• [Stated task]: Pictures do not belong in the copy; transcribe everything else in the records exactly.
[START OF Given data]
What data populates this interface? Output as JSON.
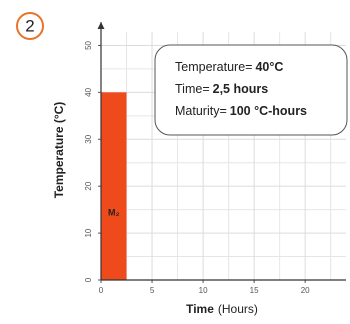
{
  "panel_label": "2",
  "chart_data": {
    "type": "histogram",
    "bins": [
      0,
      2.5
    ],
    "values": [
      40
    ],
    "color": "#ee4a1c",
    "bar_label": "M₂",
    "xlabel": {
      "bold": "Time",
      "rest": "(Hours)"
    },
    "ylabel": "Temperature (°C)",
    "xlim": [
      0,
      24
    ],
    "xticks": [
      0,
      5,
      10,
      15,
      20
    ],
    "ylim": [
      0,
      55
    ],
    "yticks": [
      0,
      10,
      20,
      30,
      40,
      50
    ],
    "grid": true,
    "annotation": [
      {
        "label": "Temperature=",
        "value": "40°C"
      },
      {
        "label": "Time=",
        "value": "2,5 hours"
      },
      {
        "label": "Maturity=",
        "value": "100 °C-hours"
      }
    ]
  }
}
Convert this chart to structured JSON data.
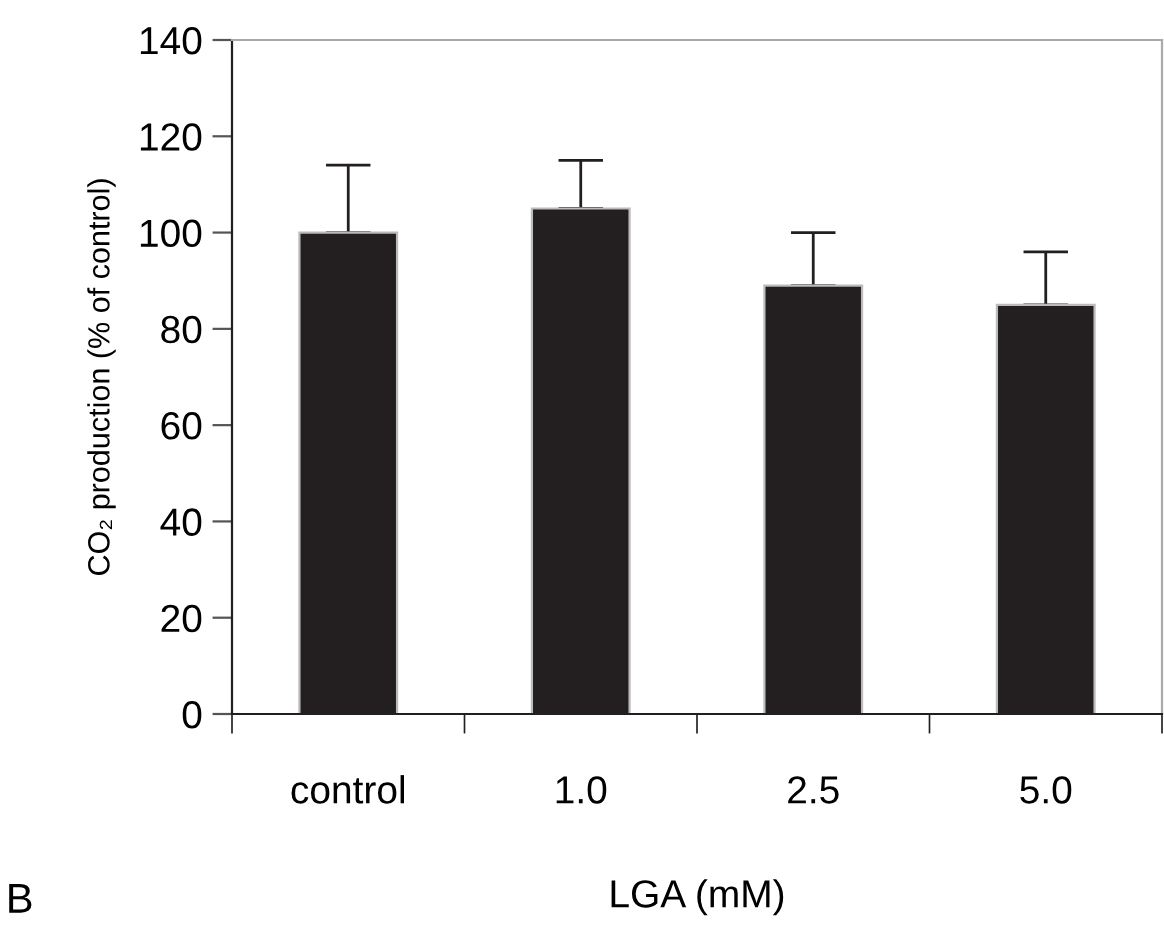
{
  "chart_data": {
    "type": "bar",
    "xlabel": "LGA (mM)",
    "ylabel": "CO₂ production (% of control)",
    "categories": [
      "control",
      "1.0",
      "2.5",
      "5.0"
    ],
    "values": [
      100,
      105,
      89,
      85
    ],
    "color": "#231f20",
    "errors": [
      [
        100,
        114
      ],
      [
        105,
        115
      ],
      [
        89,
        100
      ],
      [
        85,
        96
      ]
    ],
    "ylim": [
      0,
      140
    ],
    "yticks": [
      0,
      20,
      40,
      60,
      80,
      100,
      120,
      140
    ],
    "grid": false,
    "annotations": [
      "B"
    ]
  }
}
[END OF Given data]
• [Solution for this exercise]:
What data populates this interface? Output as JSON.
{
  "panel_label": "2",
  "chart_data": {
    "type": "histogram",
    "bins": [
      0,
      2.5
    ],
    "values": [
      40
    ],
    "color": "#ee4a1c",
    "bar_label": "M₂",
    "xlabel": {
      "bold": "Time",
      "rest": "(Hours)"
    },
    "ylabel": "Temperature (°C)",
    "xlim": [
      0,
      24
    ],
    "xticks": [
      0,
      5,
      10,
      15,
      20
    ],
    "ylim": [
      0,
      55
    ],
    "yticks": [
      0,
      10,
      20,
      30,
      40,
      50
    ],
    "grid": true,
    "annotation": [
      {
        "label": "Temperature=",
        "value": "40°C"
      },
      {
        "label": "Time=",
        "value": "2,5 hours"
      },
      {
        "label": "Maturity=",
        "value": "100 °C-hours"
      }
    ]
  }
}
Convert this chart to structured JSON data.
{
  "chart_data": {
    "type": "bar",
    "xlabel": "LGA (mM)",
    "ylabel": "CO₂ production (% of control)",
    "categories": [
      "control",
      "1.0",
      "2.5",
      "5.0"
    ],
    "values": [
      100,
      105,
      89,
      85
    ],
    "color": "#231f20",
    "errors": [
      [
        100,
        114
      ],
      [
        105,
        115
      ],
      [
        89,
        100
      ],
      [
        85,
        96
      ]
    ],
    "ylim": [
      0,
      140
    ],
    "yticks": [
      0,
      20,
      40,
      60,
      80,
      100,
      120,
      140
    ],
    "grid": false,
    "annotations": [
      "B"
    ]
  }
}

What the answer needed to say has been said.